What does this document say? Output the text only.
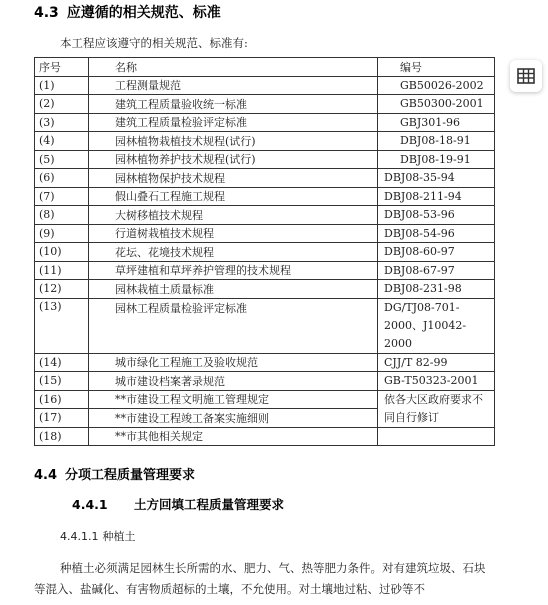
4.3 应遵循的相关规范、标准
本工程应该遵守的相关规范、标准有:
序号	名称	编号
(1)	工程测量规范	GB50026-2002
(2)	建筑工程质量验收统一标准	GB50300-2001
(3)	建筑工程质量检验评定标准	GBJ301-96
(4)	园林植物栽植技术规程(试行)	DBJ08-18-91
(5)	园林植物养护技术规程(试行)	DBJ08-19-91
(6)	园林植物保护技术规程	DBJ08-35-94
(7)	假山叠石工程施工规程	DBJ08-211-94
(8)	大树移植技术规程	DBJ08-53-96
(9)	行道树栽植技术规程	DBJ08-54-96
(10)	花坛、花境技术规程	DBJ08-60-97
(11)	草坪建植和草坪养护管理的技术规程	DBJ08-67-97
(12)	园林栽植土质量标准	DBJ08-231-98
(13)	园林工程质量检验评定标准	DG/TJ08-701-2000、J10042-2000
(14)	城市绿化工程施工及验收规范	CJJ/T 82-99
(15)	城市建设档案著录规范	GB-T50323-2001
(16)	**市建设工程文明施工管理规定	依各大区政府要求不同自行修订
(17)	**市建设工程竣工备案实施细则	
(18)	**市其他相关规定	
4.4 分项工程质量管理要求
4.4.1 土方回填工程质量管理要求
4.4.1.1 种植土

种植土必须满足园林生长所需的水、肥力、气、热等肥力条件。对有建筑垃圾、石块等混入、盐碱化、有害物质超标的土壤，不允使用。对土壤地过粘、过砂等不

━━━━━━━━━━━━━━━━

#### Problem details
Return each line exactly as written. Any picture gets left out.

#### Task solution
What does this document say? Output the text only.
4.3 应遵循的相关规范、标准
本工程应该遵守的相关规范、标准有:
序号	名称	编号
(1)	工程测量规范	GB50026-2002
(2)	建筑工程质量验收统一标准	GB50300-2001
(3)	建筑工程质量检验评定标准	GBJ301-96
(4)	园林植物栽植技术规程(试行)	DBJ08-18-91
(5)	园林植物养护技术规程(试行)	DBJ08-19-91
(6)	园林植物保护技术规程	DBJ08-35-94
(7)	假山叠石工程施工规程	DBJ08-211-94
(8)	大树移植技术规程	DBJ08-53-96
(9)	行道树栽植技术规程	DBJ08-54-96
(10)	花坛、花境技术规程	DBJ08-60-97
(11)	草坪建植和草坪养护管理的技术规程	DBJ08-67-97
(12)	园林栽植土质量标准	DBJ08-231-98
(13)	园林工程质量检验评定标准	DG/TJ08-701-2000、J10042-2000
(14)	城市绿化工程施工及验收规范	CJJ/T 82-99
(15)	城市建设档案著录规范	GB-T50323-2001
(16)	**市建设工程文明施工管理规定	依各大区政府要求不同自行修订
(17)	**市建设工程竣工备案实施细则	
(18)	**市其他相关规定	
4.4 分项工程质量管理要求
4.4.1 土方回填工程质量管理要求
4.4.1.1 种植土

种植土必须满足园林生长所需的水、肥力、气、热等肥力条件。对有建筑垃圾、石块等混入、盐碱化、有害物质超标的土壤，不允使用。对土壤地过粘、过砂等不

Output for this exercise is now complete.